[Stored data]
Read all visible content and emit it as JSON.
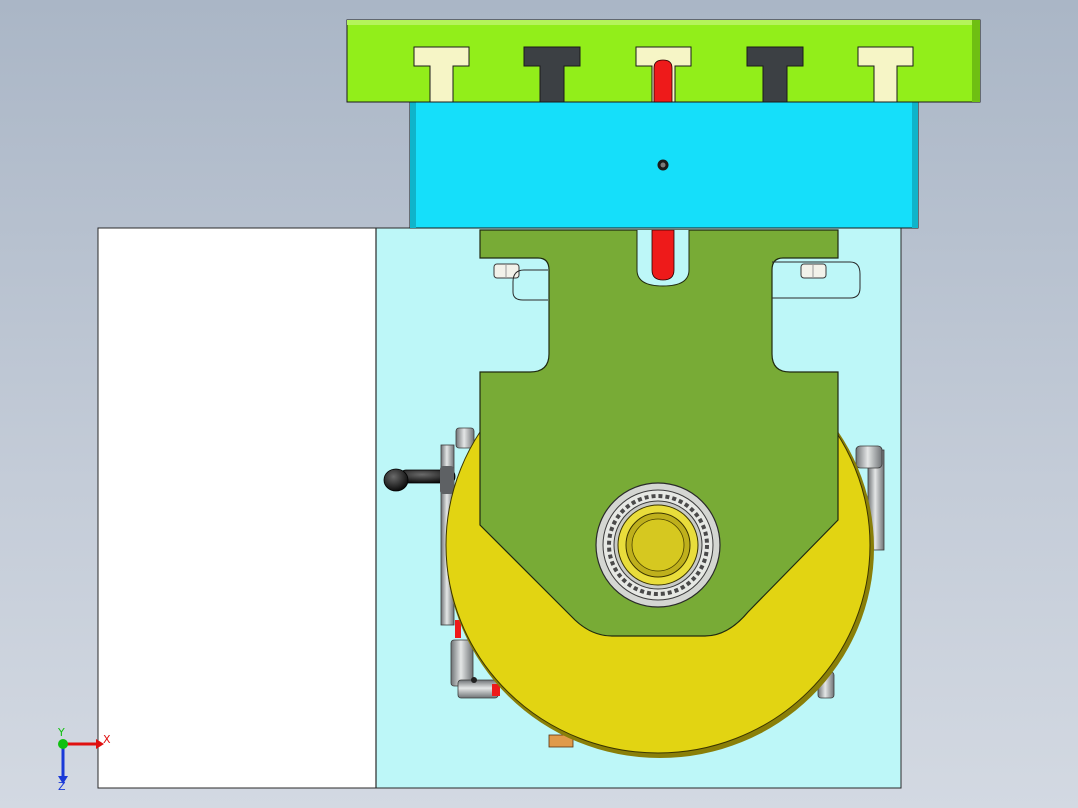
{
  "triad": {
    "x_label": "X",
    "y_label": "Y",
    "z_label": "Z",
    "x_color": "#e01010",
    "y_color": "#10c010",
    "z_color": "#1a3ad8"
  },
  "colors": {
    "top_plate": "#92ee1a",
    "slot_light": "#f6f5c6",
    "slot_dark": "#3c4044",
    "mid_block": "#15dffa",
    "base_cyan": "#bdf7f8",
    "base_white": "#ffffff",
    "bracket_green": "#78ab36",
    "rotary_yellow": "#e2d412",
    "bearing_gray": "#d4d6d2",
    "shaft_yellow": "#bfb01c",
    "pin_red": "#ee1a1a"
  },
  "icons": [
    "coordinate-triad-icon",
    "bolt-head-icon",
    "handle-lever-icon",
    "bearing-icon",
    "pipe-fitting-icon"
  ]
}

==

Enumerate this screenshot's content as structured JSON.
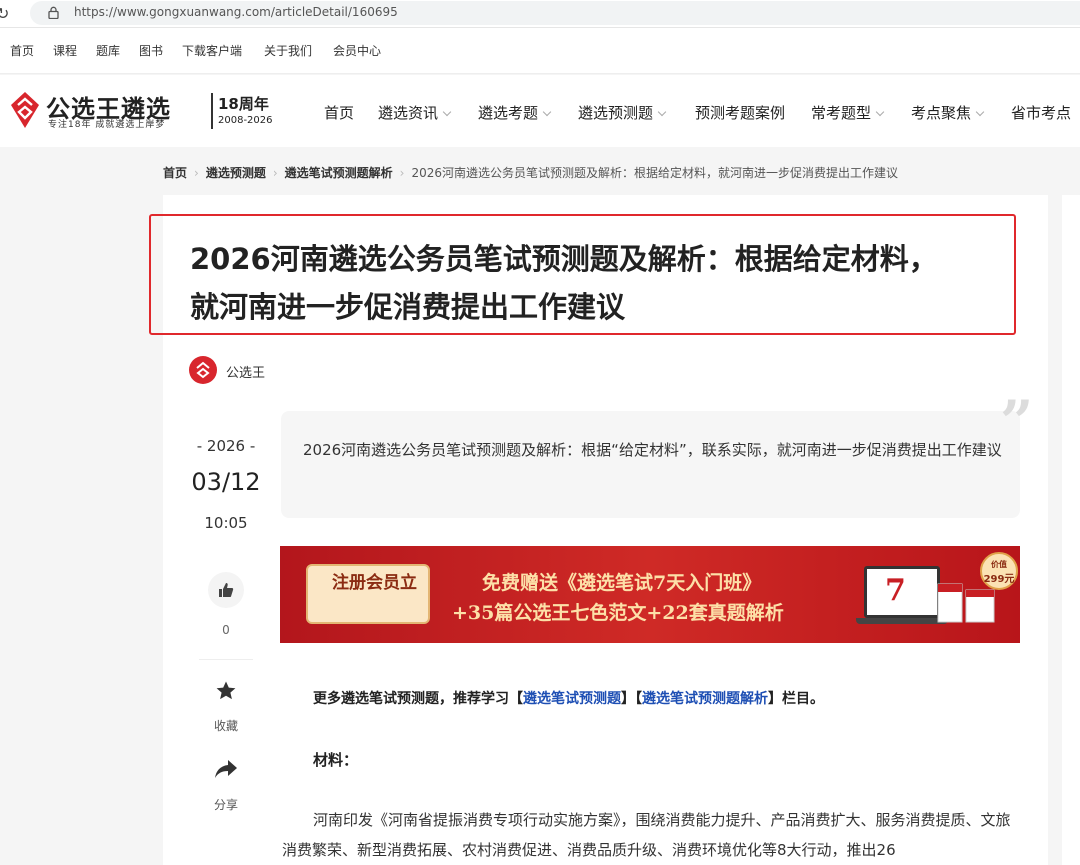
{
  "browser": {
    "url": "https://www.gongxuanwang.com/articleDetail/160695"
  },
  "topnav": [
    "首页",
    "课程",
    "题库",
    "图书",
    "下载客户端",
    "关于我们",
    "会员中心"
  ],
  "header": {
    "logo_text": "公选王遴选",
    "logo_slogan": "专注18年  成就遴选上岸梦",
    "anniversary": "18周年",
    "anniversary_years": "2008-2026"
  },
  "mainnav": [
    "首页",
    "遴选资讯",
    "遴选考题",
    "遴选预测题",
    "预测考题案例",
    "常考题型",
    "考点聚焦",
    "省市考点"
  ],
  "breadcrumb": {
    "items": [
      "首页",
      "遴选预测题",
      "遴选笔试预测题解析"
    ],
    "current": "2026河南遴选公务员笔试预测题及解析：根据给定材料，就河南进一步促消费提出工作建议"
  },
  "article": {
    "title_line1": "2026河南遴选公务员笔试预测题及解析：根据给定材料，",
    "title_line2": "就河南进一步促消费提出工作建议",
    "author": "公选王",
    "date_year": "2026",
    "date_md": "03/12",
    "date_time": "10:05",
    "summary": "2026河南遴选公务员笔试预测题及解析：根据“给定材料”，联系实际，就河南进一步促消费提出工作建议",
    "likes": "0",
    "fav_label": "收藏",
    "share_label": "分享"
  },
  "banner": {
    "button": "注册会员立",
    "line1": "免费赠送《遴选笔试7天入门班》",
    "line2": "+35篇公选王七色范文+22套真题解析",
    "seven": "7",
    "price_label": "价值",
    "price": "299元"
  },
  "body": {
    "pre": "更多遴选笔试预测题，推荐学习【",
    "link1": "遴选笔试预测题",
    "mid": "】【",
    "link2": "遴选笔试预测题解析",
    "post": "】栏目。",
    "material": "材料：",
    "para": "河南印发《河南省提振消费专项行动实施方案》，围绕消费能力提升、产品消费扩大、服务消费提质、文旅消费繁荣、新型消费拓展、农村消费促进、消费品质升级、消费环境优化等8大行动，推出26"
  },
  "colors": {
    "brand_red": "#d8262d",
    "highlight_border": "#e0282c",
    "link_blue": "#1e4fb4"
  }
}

• **Problem to work on**:
Identify the lines that contain the string "JSON", and copy every one of them.

• **Expected answer**:
Read all visible content and emit it as JSON.
Enumerate this screenshot's content as structured JSON.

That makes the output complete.